_WORK ORDER_
Nothing but a number is expected: the count of lines in the data below that include "Postal".
_ _ _ _ _ _ _
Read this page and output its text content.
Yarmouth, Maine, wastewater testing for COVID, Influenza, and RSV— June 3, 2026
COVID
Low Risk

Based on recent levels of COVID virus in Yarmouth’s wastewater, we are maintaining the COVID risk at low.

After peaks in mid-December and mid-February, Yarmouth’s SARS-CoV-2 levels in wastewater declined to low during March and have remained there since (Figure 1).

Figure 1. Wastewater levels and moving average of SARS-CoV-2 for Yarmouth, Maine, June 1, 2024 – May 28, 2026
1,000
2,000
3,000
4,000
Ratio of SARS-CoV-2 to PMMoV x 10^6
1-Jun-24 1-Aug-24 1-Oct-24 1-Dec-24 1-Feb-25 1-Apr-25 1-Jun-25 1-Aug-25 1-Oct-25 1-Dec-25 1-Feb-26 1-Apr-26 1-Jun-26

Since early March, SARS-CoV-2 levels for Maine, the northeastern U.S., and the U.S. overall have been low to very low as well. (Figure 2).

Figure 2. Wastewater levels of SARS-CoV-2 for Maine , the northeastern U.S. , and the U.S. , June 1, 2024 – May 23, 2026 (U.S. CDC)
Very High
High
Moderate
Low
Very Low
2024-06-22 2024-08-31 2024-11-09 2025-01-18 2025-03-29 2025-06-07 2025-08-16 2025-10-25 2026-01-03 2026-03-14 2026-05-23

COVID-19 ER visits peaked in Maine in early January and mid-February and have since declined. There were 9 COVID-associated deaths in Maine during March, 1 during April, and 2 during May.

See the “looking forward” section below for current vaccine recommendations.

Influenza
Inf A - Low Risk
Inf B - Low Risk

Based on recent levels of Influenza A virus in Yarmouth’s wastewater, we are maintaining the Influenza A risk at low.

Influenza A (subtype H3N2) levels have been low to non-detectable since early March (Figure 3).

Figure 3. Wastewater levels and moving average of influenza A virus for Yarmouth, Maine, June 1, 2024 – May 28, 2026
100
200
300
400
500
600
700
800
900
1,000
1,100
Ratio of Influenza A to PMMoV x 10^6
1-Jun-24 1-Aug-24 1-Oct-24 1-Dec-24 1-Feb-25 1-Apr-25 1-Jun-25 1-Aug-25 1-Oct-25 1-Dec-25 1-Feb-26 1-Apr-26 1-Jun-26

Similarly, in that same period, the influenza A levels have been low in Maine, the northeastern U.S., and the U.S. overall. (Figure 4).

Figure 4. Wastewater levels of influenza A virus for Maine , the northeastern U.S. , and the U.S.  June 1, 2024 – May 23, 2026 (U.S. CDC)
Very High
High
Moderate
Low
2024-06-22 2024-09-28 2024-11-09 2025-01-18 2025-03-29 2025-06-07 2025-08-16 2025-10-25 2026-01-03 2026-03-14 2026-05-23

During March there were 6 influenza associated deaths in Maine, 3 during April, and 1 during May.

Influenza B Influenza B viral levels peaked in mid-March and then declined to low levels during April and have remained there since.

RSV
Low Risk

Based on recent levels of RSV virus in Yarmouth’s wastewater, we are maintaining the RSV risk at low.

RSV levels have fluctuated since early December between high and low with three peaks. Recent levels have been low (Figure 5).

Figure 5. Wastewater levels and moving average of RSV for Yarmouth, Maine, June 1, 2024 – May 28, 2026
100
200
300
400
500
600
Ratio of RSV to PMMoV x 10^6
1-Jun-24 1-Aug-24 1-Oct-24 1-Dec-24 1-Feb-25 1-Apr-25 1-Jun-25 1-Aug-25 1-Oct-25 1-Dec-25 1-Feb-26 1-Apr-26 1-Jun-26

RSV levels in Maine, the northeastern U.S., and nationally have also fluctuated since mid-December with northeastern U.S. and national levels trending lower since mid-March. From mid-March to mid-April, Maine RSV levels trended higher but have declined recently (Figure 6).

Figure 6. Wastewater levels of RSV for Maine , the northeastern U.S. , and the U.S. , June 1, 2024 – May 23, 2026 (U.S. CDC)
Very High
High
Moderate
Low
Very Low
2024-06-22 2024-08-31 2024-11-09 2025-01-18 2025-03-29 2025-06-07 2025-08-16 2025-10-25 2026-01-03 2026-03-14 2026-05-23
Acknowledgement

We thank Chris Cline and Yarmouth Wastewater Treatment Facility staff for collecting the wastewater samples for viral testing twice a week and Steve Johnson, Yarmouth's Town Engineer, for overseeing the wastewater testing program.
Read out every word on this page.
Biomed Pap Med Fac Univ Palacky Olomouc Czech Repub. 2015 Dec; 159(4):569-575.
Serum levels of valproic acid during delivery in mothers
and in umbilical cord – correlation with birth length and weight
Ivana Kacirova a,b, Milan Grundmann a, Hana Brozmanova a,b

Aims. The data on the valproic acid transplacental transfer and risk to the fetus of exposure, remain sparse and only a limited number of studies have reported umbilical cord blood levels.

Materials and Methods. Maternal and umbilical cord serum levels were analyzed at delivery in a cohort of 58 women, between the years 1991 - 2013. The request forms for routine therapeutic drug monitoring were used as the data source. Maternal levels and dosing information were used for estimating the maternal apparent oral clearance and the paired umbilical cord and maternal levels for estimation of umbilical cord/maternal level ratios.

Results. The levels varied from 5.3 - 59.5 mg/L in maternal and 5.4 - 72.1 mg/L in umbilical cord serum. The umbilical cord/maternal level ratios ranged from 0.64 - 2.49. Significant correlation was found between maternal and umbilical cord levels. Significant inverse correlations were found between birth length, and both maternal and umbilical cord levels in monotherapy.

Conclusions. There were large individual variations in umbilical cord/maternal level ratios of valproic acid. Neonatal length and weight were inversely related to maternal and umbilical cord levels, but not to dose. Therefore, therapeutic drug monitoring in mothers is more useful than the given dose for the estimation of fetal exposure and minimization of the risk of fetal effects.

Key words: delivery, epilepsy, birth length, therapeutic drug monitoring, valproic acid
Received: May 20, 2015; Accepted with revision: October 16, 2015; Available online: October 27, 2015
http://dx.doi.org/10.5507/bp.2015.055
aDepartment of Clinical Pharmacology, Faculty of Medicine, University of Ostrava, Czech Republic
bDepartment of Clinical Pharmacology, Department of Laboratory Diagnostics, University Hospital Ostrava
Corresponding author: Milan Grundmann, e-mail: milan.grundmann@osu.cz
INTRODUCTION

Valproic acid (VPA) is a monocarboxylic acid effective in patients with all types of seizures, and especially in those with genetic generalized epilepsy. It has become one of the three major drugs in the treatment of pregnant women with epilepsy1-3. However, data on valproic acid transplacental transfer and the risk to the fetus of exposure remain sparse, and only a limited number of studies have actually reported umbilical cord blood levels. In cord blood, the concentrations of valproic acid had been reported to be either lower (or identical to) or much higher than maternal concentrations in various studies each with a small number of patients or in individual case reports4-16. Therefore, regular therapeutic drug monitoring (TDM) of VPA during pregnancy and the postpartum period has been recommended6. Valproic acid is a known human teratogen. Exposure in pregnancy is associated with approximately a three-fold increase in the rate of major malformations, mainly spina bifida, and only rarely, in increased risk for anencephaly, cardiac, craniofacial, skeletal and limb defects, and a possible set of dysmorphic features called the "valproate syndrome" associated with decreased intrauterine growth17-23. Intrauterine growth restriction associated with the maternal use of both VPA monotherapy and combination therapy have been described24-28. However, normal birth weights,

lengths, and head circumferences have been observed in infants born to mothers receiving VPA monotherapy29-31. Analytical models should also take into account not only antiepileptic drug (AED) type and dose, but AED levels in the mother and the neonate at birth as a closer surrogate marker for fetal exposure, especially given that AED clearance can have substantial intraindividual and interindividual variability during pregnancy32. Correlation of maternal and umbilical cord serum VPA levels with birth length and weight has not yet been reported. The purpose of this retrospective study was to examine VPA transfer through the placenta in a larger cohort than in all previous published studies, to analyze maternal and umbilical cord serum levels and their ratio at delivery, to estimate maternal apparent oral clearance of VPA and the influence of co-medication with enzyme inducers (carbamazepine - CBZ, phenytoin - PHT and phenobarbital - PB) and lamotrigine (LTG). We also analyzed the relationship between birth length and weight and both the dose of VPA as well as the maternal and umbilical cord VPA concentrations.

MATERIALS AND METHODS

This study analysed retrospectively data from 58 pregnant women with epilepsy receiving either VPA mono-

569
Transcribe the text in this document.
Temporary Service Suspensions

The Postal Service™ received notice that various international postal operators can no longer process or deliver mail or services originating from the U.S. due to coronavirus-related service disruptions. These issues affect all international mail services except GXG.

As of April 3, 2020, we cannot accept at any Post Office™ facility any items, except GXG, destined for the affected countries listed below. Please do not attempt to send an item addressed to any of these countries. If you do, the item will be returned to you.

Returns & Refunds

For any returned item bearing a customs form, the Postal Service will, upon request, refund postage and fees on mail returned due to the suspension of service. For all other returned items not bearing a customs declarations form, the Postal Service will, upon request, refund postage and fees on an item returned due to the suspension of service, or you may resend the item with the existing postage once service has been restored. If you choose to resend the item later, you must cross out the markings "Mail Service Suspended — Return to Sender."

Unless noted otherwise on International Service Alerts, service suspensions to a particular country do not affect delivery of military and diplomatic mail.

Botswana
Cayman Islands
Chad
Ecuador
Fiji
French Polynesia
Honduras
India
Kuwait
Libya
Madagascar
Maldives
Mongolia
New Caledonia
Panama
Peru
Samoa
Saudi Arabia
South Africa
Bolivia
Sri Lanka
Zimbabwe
_ _ _ _ _ _ _
_WORKED SOLUTION_
2